* Start Information supplied *
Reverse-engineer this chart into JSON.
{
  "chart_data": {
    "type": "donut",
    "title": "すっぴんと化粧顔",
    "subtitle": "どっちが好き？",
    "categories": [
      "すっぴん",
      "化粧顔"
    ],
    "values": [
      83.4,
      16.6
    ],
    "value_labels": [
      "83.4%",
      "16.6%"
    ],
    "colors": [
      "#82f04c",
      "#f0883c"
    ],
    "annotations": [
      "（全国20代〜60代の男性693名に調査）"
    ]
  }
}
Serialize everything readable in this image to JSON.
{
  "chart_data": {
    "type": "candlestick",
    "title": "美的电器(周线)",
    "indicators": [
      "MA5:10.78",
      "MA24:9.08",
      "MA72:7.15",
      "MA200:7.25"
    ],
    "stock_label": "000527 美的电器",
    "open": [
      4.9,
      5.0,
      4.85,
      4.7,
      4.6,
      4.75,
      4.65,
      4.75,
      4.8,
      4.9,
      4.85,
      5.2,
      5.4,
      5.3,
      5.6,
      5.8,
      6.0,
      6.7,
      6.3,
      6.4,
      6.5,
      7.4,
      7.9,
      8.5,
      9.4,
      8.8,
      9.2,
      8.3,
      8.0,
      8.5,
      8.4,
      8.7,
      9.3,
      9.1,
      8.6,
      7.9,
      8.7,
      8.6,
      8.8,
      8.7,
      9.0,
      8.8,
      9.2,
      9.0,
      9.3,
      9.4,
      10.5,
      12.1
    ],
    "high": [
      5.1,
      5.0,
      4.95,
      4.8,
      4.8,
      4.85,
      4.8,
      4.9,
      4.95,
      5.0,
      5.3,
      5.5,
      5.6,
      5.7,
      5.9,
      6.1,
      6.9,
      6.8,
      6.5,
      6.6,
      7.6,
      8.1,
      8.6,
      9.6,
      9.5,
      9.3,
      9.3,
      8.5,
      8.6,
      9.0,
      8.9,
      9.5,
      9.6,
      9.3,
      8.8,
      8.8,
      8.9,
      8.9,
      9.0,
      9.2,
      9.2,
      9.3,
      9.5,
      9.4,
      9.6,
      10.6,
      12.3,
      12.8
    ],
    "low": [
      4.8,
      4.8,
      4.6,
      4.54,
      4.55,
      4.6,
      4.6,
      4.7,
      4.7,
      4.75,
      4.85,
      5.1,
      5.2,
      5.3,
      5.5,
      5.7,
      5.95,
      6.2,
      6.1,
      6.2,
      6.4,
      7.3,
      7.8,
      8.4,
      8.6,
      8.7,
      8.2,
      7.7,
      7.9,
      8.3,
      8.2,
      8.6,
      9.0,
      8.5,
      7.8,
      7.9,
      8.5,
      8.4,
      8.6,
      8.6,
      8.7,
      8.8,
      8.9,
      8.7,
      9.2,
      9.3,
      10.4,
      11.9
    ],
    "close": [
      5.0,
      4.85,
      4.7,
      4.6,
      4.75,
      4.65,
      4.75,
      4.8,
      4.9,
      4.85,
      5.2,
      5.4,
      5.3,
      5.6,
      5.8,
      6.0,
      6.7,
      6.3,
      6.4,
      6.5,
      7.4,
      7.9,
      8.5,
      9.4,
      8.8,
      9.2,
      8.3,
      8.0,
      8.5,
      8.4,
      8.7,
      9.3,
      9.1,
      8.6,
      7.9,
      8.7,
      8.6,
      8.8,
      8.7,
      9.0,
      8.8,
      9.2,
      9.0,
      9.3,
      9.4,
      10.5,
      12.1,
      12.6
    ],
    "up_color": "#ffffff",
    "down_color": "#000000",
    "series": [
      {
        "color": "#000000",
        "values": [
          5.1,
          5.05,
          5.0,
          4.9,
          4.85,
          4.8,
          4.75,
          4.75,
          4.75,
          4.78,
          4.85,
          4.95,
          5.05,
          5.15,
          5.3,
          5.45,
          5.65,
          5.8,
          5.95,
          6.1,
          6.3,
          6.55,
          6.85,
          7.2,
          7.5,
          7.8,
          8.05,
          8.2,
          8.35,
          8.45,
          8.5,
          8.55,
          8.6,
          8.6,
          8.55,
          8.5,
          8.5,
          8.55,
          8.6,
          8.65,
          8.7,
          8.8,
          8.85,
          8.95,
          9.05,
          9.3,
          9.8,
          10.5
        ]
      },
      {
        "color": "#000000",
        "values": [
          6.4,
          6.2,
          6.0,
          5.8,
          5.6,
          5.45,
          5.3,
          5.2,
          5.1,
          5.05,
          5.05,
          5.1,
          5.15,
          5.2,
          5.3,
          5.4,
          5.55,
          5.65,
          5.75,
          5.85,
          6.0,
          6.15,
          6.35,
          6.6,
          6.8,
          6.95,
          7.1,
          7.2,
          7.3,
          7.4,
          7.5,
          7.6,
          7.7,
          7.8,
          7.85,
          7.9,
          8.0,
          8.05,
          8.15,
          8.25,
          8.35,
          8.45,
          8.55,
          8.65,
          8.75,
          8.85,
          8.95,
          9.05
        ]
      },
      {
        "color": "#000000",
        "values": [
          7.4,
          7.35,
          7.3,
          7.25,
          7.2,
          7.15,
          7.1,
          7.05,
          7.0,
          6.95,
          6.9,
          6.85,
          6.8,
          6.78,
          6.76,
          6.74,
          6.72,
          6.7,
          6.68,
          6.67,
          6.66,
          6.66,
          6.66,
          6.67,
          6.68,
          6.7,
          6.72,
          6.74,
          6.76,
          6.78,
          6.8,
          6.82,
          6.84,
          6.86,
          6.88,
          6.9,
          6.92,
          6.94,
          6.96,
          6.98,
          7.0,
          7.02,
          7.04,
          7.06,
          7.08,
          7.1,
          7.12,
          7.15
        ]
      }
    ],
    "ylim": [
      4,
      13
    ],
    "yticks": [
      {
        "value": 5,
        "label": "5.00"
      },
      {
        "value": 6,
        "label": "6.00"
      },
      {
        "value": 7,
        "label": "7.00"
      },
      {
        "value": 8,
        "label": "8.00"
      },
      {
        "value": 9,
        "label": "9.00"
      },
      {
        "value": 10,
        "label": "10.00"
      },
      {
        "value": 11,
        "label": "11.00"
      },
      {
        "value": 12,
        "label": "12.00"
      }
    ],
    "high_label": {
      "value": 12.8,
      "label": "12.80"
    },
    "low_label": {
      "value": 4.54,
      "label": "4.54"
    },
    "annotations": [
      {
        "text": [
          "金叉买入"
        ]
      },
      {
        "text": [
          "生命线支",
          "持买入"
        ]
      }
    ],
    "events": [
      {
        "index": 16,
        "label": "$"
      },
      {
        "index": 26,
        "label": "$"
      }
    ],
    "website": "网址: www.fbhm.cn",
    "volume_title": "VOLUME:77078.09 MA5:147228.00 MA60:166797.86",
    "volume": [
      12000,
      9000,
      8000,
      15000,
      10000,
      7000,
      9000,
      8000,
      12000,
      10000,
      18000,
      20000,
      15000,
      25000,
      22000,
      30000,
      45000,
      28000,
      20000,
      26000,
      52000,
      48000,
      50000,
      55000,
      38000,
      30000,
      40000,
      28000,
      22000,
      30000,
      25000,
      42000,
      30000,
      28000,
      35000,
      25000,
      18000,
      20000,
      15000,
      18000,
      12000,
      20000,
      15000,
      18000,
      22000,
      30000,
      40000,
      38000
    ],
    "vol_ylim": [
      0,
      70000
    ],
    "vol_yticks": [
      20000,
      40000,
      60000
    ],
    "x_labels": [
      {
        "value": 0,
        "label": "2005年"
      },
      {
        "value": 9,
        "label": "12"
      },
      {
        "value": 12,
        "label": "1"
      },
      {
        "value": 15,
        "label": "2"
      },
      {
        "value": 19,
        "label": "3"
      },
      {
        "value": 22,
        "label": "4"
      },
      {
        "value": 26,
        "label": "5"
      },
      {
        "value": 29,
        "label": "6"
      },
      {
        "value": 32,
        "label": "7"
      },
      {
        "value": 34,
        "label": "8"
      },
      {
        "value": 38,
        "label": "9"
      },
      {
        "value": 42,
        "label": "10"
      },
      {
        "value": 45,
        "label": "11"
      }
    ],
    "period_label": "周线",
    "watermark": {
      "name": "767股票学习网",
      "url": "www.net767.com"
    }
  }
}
* End Information supplied *
Task objective
Return all lines of the material above in which the word "this" occurs.

Solution to the exercise
Reverse-engineer this chart into JSON.
Serialize everything readable in this image to JSON.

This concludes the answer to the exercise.